→ Exercises:
A – In the passage on cod fishing restrictions, how many pounds of cod may boats outside the closed areas catch per fishing trip?
B – Using the passage on cod fishing restrictions, explain why regulating the lobster industry to reduce cod mortality is unlikely.

The new restrictions on the groundfish fleet impose “rolling closures” on coastal fishing grounds where cod are most abundant and where they spawn. Those areas are generally located between Cape Ann, Massachusetts, and the coast of New Hampshire. Fishing boats are not allowed to use gill nets or trawl nets in those areas.

In addition, boats outside those areas can now catch only 200 pounds of cod per fishing trip, a measure intended to limit the incidental cod catch when fishermen pursue other groundfish stocks, such as haddock, hake and redfish. The new measures do not apply to fishing on Georges Bank, where the cod stock is larger.

Understanding the impact of the lobster industry on cod mortality is important for getting an accurate assessment of the size and health of cod stocks, Rago said. However, using that knowledge to regulate the lobster industry is unlikely because of jurisdictional issues, he said. The lobster fishery is mostly in state waters and regulated by state governments, while groundfish are regulated by the federal government.

→ Excerpted data:
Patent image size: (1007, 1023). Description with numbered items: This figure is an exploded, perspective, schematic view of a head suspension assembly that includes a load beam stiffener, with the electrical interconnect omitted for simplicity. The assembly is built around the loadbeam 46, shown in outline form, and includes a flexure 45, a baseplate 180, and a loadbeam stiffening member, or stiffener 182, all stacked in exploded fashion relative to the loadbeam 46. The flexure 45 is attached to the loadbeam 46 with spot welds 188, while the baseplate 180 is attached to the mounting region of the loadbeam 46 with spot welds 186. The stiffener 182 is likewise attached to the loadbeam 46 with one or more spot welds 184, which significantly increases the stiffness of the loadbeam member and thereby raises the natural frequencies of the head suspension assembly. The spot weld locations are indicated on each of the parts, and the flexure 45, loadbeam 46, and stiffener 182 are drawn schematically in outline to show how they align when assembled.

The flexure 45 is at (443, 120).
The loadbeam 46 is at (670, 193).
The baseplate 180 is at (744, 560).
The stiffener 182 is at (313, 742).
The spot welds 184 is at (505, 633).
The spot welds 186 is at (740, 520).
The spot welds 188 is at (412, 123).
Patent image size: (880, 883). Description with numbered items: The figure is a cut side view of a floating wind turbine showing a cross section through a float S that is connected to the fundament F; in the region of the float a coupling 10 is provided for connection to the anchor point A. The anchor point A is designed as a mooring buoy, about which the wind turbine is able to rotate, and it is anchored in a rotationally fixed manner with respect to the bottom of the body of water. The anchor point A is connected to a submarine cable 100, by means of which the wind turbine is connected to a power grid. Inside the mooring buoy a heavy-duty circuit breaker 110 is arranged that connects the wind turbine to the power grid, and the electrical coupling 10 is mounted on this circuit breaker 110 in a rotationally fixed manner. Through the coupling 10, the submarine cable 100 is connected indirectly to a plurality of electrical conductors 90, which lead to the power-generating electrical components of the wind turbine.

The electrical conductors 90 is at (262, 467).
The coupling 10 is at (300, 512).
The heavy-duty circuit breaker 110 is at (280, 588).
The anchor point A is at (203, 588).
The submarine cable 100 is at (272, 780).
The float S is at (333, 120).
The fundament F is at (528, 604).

→ Results for each task:
A – 200 pounds per fishing trip.

B – It is unlikely because of jurisdictional issues. The lobster fishery is mostly in state waters and regulated by state governments, while groundfish are regulated by the federal government.